### Requirements
Check every line below for the word "values" and copy the ones that have it.

-- START OF Material for this exercise --

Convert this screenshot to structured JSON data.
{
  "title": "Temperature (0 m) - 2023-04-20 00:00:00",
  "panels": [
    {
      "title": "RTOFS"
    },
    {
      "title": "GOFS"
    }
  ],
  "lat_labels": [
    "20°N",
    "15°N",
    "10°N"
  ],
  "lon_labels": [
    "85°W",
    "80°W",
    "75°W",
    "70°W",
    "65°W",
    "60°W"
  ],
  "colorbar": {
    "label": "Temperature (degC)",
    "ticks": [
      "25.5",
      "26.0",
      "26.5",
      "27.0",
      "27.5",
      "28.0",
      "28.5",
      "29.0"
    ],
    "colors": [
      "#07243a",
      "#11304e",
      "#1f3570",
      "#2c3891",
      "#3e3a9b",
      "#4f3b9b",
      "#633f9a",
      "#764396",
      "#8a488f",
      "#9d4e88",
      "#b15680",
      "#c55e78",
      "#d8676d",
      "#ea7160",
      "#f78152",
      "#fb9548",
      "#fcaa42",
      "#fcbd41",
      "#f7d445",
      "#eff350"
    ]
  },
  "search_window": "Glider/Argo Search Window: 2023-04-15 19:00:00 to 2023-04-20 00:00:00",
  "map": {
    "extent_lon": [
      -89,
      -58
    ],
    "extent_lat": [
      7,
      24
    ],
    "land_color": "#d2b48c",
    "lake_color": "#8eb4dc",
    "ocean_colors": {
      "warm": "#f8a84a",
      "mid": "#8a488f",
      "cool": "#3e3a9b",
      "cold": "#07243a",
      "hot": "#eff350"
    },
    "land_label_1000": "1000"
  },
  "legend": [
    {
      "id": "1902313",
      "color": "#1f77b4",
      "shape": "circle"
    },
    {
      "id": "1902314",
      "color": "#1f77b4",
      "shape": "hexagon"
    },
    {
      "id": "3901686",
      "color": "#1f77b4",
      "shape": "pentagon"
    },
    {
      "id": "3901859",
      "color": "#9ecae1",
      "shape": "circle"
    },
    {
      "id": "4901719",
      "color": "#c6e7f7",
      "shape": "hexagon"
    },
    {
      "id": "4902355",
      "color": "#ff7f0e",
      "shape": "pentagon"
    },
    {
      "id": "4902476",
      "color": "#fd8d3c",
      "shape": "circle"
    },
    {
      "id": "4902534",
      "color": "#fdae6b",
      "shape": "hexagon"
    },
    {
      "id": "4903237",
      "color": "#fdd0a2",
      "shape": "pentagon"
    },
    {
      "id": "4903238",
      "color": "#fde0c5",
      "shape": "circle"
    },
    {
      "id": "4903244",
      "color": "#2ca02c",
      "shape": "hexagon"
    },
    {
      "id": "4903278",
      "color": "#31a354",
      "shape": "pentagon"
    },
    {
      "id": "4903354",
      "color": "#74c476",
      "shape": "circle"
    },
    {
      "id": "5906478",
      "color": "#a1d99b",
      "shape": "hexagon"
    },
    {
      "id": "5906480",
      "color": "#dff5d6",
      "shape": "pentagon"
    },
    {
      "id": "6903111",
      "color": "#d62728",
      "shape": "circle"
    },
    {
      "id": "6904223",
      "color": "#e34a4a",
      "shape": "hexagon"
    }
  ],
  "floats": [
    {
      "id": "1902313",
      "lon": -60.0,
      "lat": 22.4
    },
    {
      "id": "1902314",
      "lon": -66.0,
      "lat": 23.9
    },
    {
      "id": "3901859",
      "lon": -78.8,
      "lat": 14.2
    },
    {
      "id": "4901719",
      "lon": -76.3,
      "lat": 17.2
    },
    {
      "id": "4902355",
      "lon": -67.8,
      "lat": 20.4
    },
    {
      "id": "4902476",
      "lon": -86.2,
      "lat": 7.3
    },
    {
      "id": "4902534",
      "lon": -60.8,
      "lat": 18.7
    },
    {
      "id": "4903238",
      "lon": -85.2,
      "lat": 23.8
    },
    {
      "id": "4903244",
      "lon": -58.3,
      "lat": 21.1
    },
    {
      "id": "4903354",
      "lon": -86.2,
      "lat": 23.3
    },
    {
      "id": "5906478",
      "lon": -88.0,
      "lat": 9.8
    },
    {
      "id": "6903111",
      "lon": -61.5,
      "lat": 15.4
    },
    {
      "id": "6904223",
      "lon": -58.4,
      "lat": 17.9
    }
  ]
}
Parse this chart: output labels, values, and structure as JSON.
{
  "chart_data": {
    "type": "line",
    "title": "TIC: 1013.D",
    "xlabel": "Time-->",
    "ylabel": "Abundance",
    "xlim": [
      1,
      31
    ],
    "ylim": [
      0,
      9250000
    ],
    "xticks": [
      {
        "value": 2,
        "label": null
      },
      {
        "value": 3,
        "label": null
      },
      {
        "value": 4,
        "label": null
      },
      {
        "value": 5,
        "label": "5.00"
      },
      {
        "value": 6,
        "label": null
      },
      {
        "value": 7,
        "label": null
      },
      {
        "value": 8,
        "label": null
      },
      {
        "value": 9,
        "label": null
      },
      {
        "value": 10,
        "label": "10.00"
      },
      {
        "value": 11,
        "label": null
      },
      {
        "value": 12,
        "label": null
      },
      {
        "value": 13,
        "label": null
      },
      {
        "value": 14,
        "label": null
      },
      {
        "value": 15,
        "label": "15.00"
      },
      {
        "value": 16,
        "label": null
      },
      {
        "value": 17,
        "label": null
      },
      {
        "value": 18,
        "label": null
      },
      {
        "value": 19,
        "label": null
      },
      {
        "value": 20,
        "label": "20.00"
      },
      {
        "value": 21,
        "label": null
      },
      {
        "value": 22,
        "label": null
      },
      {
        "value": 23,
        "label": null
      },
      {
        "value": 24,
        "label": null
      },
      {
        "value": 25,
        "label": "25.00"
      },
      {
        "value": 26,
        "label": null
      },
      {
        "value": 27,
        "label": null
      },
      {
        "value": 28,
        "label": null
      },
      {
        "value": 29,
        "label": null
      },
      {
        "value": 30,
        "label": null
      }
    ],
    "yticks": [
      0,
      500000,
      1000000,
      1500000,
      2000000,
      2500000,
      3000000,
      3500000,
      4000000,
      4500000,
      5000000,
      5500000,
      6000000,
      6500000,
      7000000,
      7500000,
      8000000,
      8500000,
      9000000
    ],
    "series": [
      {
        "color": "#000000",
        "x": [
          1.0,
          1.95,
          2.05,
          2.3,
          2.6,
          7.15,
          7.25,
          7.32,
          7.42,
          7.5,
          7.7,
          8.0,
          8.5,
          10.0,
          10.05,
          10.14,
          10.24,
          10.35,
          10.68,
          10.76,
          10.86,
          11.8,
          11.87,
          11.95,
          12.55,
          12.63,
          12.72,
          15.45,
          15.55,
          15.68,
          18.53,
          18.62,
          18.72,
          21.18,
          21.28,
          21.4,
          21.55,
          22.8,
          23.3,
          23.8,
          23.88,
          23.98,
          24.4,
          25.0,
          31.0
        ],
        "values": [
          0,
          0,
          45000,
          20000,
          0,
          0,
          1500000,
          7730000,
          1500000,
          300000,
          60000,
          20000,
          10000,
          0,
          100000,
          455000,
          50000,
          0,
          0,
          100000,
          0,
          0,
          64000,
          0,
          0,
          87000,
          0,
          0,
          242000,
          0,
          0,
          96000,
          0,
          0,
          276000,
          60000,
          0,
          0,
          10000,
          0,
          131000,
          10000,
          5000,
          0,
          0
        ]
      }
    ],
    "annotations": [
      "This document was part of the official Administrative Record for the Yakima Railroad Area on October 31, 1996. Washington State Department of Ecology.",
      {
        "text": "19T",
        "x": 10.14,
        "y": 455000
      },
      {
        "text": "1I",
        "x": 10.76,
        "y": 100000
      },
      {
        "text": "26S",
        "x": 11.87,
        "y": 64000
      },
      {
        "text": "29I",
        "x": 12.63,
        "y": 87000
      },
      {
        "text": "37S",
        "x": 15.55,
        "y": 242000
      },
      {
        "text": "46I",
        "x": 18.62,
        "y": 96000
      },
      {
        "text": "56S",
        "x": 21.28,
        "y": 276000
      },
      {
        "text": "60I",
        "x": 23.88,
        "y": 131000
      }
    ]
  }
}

-- END OF Material for this exercise --

### Solution to the exercise
Parse this chart: output labels, values, and structure as JSON.
        "values": [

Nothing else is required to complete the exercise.